- Data for the task
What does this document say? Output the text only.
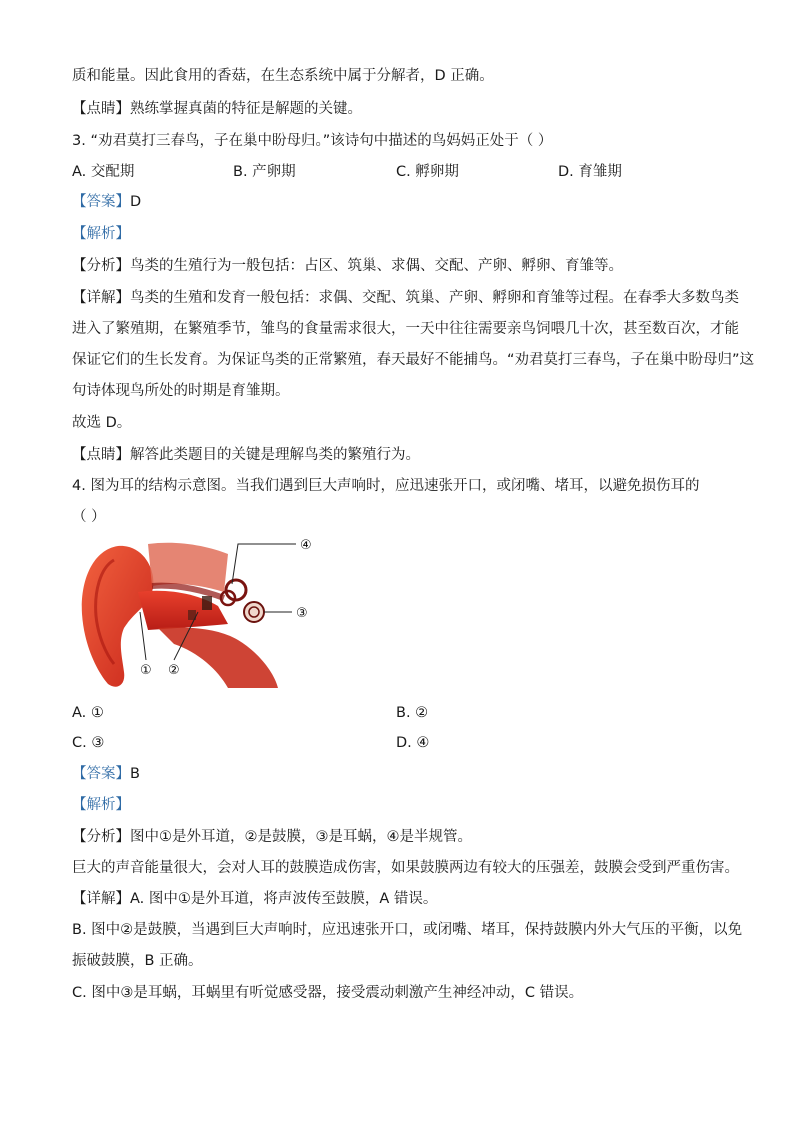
质和能量。因此食用的香菇，在生态系统中属于分解者，D 正确。
【点睛】熟练掌握真菌的特征是解题的关键。
3. “劝君莫打三春鸟，子在巢中盼母归。”该诗句中描述的鸟妈妈正处于（ ）
A. 交配期	B. 产卵期	C. 孵卵期	D. 育雏期
【答案】D
【解析】
【分析】鸟类的生殖行为一般包括：占区、筑巢、求偶、交配、产卵、孵卵、育雏等。
【详解】鸟类的生殖和发育一般包括：求偶、交配、筑巢、产卵、孵卵和育雏等过程。在春季大多数鸟类
进入了繁殖期，在繁殖季节，雏鸟的食量需求很大，一天中往往需要亲鸟饲喂几十次，甚至数百次，才能
保证它们的生长发育。为保证鸟类的正常繁殖，春天最好不能捕鸟。“劝君莫打三春鸟，子在巢中盼母归”这
句诗体现鸟所处的时期是育雏期。
故选 D。
【点睛】解答此类题目的关键是理解鸟类的繁殖行为。
4. 图为耳的结构示意图。当我们遇到巨大声响时，应迅速张开口，或闭嘴、堵耳，以避免损伤耳的
（ ）
④
③
① ②
A. ①	B. ②
C. ③	D. ④
【答案】B
【解析】
【分析】图中①是外耳道，②是鼓膜，③是耳蜗，④是半规管。
巨大的声音能量很大，会对人耳的鼓膜造成伤害，如果鼓膜两边有较大的压强差，鼓膜会受到严重伤害。
【详解】A. 图中①是外耳道，将声波传至鼓膜，A 错误。
B. 图中②是鼓膜，当遇到巨大声响时，应迅速张开口，或闭嘴、堵耳，保持鼓膜内外大气压的平衡，以免
振破鼓膜，B 正确。
C. 图中③是耳蜗，耳蜗里有听觉感受器，接受震动刺激产生神经冲动，C 错误。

- Goal of the exercise
Every line in the data that holds "图中①是外耳道" should be copied out.

- Solution for this problem
【分析】图中①是外耳道，②是鼓膜，③是耳蜗，④是半规管。
【详解】A. 图中①是外耳道，将声波传至鼓膜，A 错误。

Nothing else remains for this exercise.